begin Task input

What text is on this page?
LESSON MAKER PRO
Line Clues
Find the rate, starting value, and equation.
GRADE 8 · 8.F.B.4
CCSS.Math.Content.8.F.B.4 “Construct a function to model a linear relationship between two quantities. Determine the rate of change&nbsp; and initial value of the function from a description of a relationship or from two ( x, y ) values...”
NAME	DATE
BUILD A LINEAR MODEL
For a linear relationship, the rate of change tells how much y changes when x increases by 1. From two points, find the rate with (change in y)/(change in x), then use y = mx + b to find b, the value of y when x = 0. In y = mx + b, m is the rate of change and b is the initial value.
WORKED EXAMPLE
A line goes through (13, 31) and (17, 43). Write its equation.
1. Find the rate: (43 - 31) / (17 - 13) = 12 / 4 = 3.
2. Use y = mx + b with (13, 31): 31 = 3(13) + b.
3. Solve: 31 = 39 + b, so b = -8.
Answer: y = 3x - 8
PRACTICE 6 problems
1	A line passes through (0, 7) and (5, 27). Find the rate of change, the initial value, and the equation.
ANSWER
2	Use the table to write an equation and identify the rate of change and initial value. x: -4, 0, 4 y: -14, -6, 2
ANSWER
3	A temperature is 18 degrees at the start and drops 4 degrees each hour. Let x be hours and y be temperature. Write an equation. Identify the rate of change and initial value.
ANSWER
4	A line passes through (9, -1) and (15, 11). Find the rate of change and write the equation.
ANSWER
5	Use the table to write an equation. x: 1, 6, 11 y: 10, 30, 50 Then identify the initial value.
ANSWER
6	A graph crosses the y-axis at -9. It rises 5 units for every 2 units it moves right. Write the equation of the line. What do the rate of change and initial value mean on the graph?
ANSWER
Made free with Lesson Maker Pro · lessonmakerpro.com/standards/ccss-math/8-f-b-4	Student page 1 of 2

end Task input

### Written task:
Copy every line in the entries above that has the string "What" in it.

### Solved exercise:
What text is on this page?
6	A graph crosses the y-axis at -9. It rises 5 units for every 2 units it moves right. Write the equation of the line. What do the rate of change and initial value mean on the graph?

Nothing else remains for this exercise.